(Collected data entries)

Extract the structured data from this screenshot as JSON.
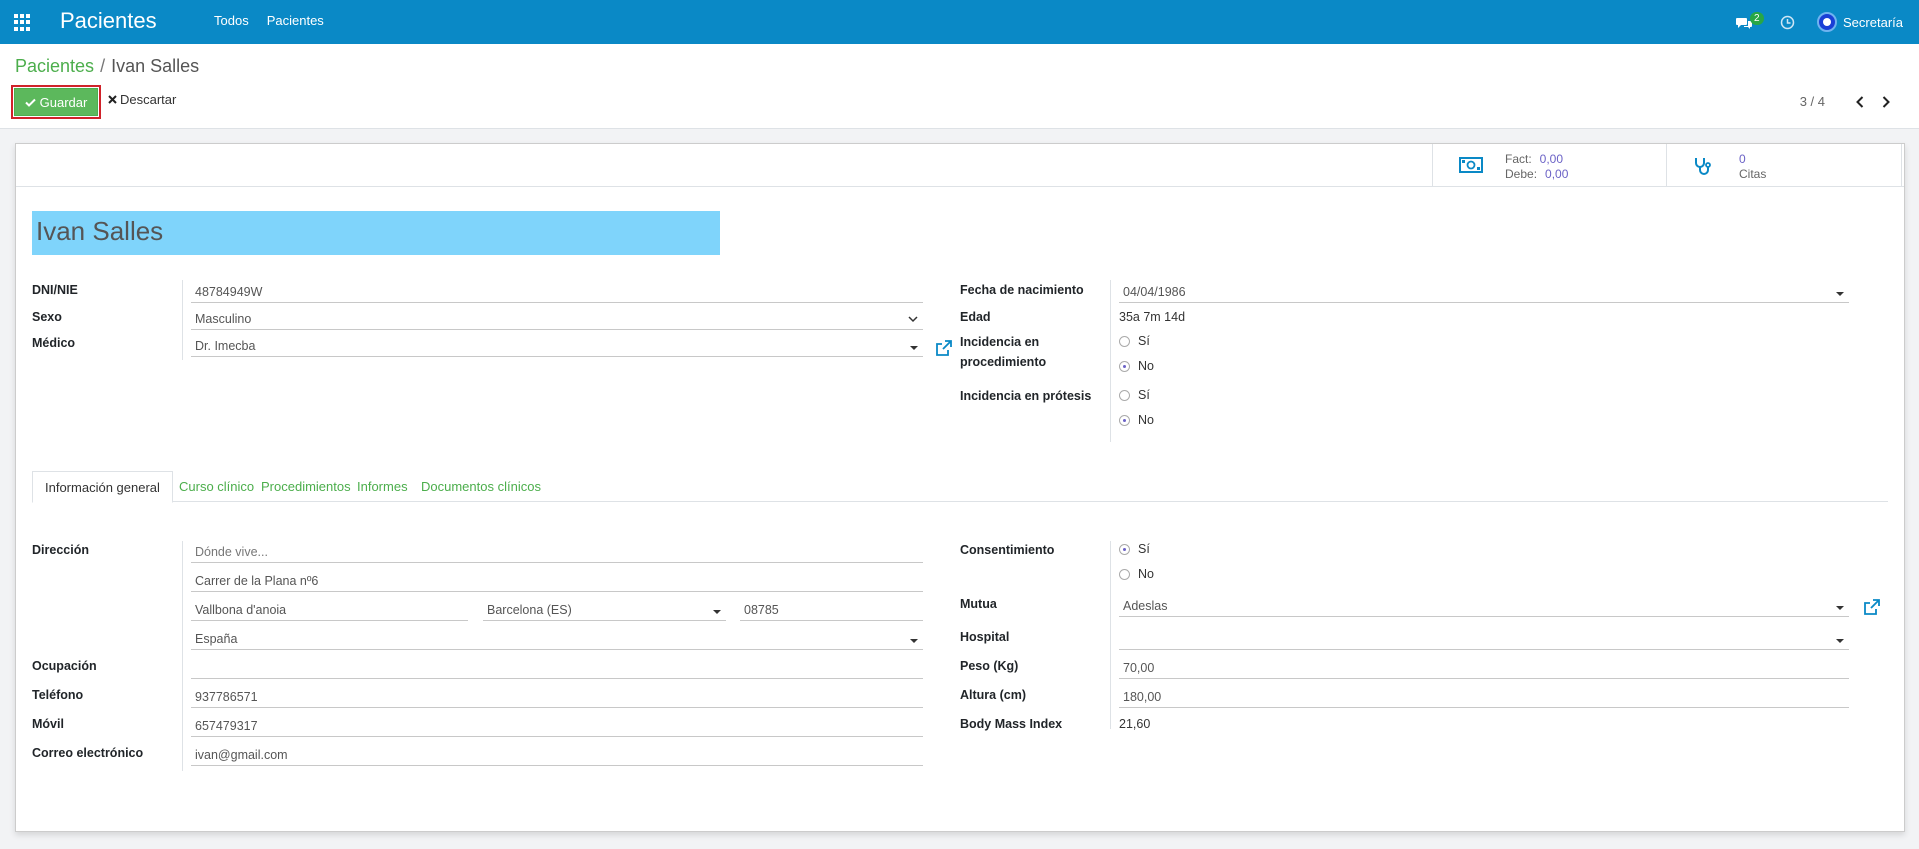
{
  "navbar": {
    "brand": "Pacientes",
    "menu": [
      "Todos",
      "Pacientes"
    ],
    "chat_count": "2",
    "user": "Secretaría",
    "color": "#0a89c6"
  },
  "breadcrumb": {
    "parent": "Pacientes",
    "separator": "/",
    "current": "Ivan Salles"
  },
  "toolbar": {
    "save_label": "Guardar",
    "discard_label": "Descartar"
  },
  "pager": {
    "value": "3 / 4"
  },
  "stats": {
    "fact_label": "Fact:",
    "fact_value": "0,00",
    "debe_label": "Debe:",
    "debe_value": "0,00",
    "citas_count": "0",
    "citas_label": "Citas"
  },
  "patient": {
    "name": "Ivan Salles"
  },
  "left_fields": {
    "dni_label": "DNI/NIE",
    "dni_value": "48784949W",
    "sexo_label": "Sexo",
    "sexo_value": "Masculino",
    "medico_label": "Médico",
    "medico_value": "Dr. Imecba"
  },
  "right_fields": {
    "nacimiento_label": "Fecha de nacimiento",
    "nacimiento_value": "04/04/1986",
    "edad_label": "Edad",
    "edad_value": "35a 7m 14d",
    "inc_proc_label_1": "Incidencia en",
    "inc_proc_label_2": "procedimiento",
    "inc_protesis_label": "Incidencia en prótesis",
    "yes": "Sí",
    "no": "No"
  },
  "tabs": [
    "Información general",
    "Curso clínico",
    "Procedimientos",
    "Informes",
    "Documentos clínicos"
  ],
  "general": {
    "direccion_label": "Dirección",
    "street_placeholder": "Dónde vive...",
    "street2": "Carrer de la Plana nº6",
    "city": "Vallbona d'anoia",
    "state": "Barcelona (ES)",
    "zip": "08785",
    "country": "España",
    "ocupacion_label": "Ocupación",
    "ocupacion_value": "",
    "telefono_label": "Teléfono",
    "telefono_value": "937786571",
    "movil_label": "Móvil",
    "movil_value": "657479317",
    "email_label": "Correo electrónico",
    "email_value": "ivan@gmail.com",
    "consentimiento_label": "Consentimiento",
    "yes": "Sí",
    "no": "No",
    "mutua_label": "Mutua",
    "mutua_value": "Adeslas",
    "hospital_label": "Hospital",
    "hospital_value": "",
    "peso_label": "Peso (Kg)",
    "peso_value": "70,00",
    "altura_label": "Altura (cm)",
    "altura_value": "180,00",
    "bmi_label": "Body Mass Index",
    "bmi_value": "21,60"
  }
}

*AIM*:
Using the entries above, find all lines with "Incidencia". Copy them.

*TASK SOLUTION*:
    "inc_proc_label_1": "Incidencia en",
    "inc_protesis_label": "Incidencia en prótesis",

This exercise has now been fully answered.